━━ Excerpted data

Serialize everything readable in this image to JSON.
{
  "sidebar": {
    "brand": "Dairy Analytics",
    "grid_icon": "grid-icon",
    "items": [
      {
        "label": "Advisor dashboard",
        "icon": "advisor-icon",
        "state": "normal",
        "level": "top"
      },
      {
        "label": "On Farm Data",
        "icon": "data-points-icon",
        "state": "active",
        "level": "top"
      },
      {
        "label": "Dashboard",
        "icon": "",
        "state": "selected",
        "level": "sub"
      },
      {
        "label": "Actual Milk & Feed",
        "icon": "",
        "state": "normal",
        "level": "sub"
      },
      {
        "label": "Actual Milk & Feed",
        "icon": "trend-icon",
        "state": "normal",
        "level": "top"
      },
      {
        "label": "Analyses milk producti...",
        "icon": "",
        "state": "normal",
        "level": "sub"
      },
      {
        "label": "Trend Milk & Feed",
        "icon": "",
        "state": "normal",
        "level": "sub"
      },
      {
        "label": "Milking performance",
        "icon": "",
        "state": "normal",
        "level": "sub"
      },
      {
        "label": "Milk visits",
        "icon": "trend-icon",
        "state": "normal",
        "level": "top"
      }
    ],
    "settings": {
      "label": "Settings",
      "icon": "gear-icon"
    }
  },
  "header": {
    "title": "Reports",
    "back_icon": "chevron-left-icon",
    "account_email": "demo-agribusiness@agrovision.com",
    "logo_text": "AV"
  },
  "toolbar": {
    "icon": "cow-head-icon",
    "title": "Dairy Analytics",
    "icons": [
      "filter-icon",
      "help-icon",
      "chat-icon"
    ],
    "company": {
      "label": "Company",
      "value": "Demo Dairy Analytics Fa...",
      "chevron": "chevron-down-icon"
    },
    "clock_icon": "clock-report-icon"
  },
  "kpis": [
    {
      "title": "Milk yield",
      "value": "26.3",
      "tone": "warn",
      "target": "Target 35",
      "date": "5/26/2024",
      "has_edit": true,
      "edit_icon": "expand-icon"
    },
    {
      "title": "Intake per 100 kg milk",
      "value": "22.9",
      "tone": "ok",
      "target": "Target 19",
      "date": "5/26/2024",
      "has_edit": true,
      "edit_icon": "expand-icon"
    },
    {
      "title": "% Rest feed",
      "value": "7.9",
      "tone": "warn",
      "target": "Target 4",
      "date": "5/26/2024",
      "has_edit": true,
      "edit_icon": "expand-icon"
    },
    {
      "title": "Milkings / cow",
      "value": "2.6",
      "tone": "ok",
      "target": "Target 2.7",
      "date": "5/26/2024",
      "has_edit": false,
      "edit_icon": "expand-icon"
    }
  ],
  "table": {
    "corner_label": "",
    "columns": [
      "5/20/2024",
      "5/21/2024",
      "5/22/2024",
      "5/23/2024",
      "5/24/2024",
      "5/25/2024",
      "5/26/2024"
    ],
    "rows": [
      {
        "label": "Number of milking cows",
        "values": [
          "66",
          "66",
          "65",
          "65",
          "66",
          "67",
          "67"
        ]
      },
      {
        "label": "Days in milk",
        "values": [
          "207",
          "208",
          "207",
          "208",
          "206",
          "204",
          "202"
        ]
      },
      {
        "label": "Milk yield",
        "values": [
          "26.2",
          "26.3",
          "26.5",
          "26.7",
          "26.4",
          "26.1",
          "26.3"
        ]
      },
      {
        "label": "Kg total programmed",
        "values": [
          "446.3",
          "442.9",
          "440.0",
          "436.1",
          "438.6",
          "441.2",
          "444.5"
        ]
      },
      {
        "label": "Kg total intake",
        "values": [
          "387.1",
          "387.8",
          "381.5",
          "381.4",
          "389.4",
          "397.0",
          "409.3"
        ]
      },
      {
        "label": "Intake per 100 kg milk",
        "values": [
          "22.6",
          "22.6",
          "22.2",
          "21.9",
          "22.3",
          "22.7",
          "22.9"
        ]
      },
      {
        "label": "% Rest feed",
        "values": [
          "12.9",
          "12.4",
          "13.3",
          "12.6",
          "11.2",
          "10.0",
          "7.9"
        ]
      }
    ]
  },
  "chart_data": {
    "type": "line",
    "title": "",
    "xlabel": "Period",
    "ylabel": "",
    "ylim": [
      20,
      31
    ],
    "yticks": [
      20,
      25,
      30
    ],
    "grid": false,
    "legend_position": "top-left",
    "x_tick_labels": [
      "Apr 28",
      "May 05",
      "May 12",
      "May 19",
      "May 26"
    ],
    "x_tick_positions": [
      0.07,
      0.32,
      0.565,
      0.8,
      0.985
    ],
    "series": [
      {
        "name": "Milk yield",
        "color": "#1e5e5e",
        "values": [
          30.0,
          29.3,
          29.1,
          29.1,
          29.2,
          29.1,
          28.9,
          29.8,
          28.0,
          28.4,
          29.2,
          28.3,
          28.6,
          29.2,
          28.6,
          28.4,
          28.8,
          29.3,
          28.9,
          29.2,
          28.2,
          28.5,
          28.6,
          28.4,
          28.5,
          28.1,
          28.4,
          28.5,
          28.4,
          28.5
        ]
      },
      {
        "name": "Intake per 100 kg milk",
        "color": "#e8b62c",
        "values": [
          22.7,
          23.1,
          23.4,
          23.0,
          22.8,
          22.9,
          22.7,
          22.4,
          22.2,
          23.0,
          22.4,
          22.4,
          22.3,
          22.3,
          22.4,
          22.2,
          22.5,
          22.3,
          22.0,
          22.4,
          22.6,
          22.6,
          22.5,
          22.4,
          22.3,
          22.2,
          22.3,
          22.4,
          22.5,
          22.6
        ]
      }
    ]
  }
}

━━━━

### Instructions for the task
In the entries above, find each line with the word "title" and show it.

### Response to the exercise
    "title": "Reports",
    "title": "Dairy Analytics",
      "title": "Milk yield",
      "title": "Intake per 100 kg milk",
      "title": "% Rest feed",
      "title": "Milkings / cow",
    "title": "",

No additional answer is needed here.